Start SUPPLIED DATA

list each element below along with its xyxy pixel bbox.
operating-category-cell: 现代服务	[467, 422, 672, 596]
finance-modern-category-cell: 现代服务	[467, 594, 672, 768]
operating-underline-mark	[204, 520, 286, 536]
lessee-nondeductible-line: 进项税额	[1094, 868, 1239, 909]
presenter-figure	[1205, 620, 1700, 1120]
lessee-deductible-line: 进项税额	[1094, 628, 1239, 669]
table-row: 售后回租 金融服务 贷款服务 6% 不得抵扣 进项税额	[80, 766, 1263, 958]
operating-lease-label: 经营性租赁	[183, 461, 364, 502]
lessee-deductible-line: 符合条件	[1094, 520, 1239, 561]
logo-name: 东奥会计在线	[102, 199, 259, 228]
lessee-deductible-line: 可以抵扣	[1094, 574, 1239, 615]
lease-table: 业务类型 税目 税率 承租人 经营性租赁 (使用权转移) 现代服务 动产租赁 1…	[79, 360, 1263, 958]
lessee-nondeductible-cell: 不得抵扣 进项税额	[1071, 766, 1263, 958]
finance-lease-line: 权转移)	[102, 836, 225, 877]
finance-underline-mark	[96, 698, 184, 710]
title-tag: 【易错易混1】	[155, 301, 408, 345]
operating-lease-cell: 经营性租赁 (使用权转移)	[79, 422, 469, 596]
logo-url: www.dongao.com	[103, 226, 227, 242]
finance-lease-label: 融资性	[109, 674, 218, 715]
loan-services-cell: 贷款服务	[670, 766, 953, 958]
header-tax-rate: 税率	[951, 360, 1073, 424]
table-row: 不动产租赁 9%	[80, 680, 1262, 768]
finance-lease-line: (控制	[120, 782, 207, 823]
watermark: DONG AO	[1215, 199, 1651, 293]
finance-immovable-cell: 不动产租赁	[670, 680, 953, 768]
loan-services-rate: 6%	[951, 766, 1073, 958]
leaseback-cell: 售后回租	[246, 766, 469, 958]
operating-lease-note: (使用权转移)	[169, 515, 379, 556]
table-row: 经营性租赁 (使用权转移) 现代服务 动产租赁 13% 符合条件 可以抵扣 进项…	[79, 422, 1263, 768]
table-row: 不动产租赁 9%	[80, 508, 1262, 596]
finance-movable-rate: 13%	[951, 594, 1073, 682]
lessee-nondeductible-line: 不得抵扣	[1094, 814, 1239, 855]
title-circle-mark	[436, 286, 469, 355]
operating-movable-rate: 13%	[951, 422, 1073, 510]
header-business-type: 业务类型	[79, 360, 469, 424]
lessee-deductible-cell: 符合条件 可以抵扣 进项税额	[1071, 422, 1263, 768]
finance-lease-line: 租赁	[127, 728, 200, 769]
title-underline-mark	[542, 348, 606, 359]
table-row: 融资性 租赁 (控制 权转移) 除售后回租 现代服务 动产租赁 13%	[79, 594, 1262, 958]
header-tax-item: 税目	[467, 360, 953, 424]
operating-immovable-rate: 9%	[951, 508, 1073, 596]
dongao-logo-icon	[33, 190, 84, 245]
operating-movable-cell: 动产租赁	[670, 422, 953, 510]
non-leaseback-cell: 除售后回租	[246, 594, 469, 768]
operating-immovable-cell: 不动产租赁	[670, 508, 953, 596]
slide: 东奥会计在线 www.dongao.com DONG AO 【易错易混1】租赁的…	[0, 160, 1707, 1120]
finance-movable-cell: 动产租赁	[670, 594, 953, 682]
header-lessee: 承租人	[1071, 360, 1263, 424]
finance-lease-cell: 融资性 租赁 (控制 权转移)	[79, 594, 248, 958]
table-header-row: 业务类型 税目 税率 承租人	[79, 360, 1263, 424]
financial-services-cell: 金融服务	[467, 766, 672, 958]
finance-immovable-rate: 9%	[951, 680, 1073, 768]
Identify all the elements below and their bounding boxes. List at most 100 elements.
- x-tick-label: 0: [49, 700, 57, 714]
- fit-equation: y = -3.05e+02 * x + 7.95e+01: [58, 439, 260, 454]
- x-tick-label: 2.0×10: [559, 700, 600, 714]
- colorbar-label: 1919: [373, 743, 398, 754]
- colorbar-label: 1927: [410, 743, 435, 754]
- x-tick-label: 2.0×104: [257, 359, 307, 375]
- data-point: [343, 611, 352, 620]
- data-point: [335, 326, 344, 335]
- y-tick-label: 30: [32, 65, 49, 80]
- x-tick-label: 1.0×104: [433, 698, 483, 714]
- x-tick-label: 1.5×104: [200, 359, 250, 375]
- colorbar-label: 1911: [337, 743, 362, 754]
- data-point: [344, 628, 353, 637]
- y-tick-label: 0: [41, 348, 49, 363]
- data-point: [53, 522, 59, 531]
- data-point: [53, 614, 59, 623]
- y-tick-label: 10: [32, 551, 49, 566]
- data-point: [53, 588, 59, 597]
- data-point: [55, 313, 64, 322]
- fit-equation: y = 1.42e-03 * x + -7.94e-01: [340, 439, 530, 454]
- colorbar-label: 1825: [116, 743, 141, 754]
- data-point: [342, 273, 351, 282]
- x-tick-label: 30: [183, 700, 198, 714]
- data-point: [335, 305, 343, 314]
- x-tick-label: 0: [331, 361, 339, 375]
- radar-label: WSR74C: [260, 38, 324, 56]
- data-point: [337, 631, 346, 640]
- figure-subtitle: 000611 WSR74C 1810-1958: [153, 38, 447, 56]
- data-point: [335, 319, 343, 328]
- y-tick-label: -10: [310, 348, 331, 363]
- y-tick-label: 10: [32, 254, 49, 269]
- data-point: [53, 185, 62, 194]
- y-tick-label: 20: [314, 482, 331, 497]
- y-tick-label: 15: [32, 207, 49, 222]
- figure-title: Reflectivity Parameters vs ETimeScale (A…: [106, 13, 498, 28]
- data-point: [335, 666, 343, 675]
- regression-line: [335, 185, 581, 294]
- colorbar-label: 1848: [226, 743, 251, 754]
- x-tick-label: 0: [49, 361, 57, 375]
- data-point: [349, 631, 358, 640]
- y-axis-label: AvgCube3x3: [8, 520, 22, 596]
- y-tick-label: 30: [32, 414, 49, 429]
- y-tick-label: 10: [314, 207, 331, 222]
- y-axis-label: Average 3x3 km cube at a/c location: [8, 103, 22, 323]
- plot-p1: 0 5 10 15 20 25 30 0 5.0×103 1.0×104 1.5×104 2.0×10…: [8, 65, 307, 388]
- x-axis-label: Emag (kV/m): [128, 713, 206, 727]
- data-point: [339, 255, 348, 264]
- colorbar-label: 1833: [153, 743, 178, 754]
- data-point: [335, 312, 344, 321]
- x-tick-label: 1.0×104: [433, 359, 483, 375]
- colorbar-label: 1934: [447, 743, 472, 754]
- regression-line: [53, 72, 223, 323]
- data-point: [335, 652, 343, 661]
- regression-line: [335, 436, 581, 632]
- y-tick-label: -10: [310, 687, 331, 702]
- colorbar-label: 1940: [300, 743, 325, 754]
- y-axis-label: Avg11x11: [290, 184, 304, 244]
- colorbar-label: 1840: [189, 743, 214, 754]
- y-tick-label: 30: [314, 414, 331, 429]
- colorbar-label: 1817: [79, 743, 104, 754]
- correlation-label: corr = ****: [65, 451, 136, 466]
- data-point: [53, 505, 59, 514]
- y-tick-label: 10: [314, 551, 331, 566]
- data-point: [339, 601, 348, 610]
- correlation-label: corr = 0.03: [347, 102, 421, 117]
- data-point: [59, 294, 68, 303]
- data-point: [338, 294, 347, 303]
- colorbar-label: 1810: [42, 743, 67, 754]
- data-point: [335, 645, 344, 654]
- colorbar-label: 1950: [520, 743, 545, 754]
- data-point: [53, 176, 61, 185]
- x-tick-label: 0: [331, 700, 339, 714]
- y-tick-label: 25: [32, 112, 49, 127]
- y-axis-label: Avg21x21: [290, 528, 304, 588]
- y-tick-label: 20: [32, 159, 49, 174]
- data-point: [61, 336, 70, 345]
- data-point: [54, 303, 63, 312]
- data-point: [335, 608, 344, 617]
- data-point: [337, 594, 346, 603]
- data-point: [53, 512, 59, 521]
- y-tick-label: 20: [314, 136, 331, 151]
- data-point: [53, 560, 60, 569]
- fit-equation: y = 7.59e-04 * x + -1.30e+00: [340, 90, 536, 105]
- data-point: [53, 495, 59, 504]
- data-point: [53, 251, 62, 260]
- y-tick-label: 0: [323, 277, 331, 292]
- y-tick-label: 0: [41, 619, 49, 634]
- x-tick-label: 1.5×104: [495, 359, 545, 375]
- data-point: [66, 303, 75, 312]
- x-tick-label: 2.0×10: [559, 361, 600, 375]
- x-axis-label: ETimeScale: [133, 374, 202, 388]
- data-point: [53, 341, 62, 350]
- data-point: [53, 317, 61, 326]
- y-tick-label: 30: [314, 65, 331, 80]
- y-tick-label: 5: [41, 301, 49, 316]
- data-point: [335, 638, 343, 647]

End SUPPLIED DATA

__EXERCISE BRIEF__:
Return the stretch of the records from the beginning through the line containing "680, 953, 768]", copied verbatim with both ends included.

__RESULT OF THE EXERCISE__:
list each element below along with its xyxy pixel bbox.
operating-category-cell: 现代服务	[467, 422, 672, 596]
finance-modern-category-cell: 现代服务	[467, 594, 672, 768]
operating-underline-mark	[204, 520, 286, 536]
lessee-nondeductible-line: 进项税额	[1094, 868, 1239, 909]
presenter-figure	[1205, 620, 1700, 1120]
lessee-deductible-line: 进项税额	[1094, 628, 1239, 669]
table-row: 售后回租 金融服务 贷款服务 6% 不得抵扣 进项税额	[80, 766, 1263, 958]
operating-lease-label: 经营性租赁	[183, 461, 364, 502]
lessee-deductible-line: 符合条件	[1094, 520, 1239, 561]
logo-name: 东奥会计在线	[102, 199, 259, 228]
lessee-deductible-line: 可以抵扣	[1094, 574, 1239, 615]
lease-table: 业务类型 税目 税率 承租人 经营性租赁 (使用权转移) 现代服务 动产租赁 1…	[79, 360, 1263, 958]
lessee-nondeductible-cell: 不得抵扣 进项税额	[1071, 766, 1263, 958]
finance-lease-line: 权转移)	[102, 836, 225, 877]
finance-underline-mark	[96, 698, 184, 710]
title-tag: 【易错易混1】	[155, 301, 408, 345]
operating-lease-cell: 经营性租赁 (使用权转移)	[79, 422, 469, 596]
logo-url: www.dongao.com	[103, 226, 227, 242]
finance-lease-label: 融资性	[109, 674, 218, 715]
loan-services-cell: 贷款服务	[670, 766, 953, 958]
header-tax-rate: 税率	[951, 360, 1073, 424]
table-row: 不动产租赁 9%	[80, 680, 1262, 768]
finance-lease-line: (控制	[120, 782, 207, 823]
watermark: DONG AO	[1215, 199, 1651, 293]
finance-immovable-cell: 不动产租赁	[670, 680, 953, 768]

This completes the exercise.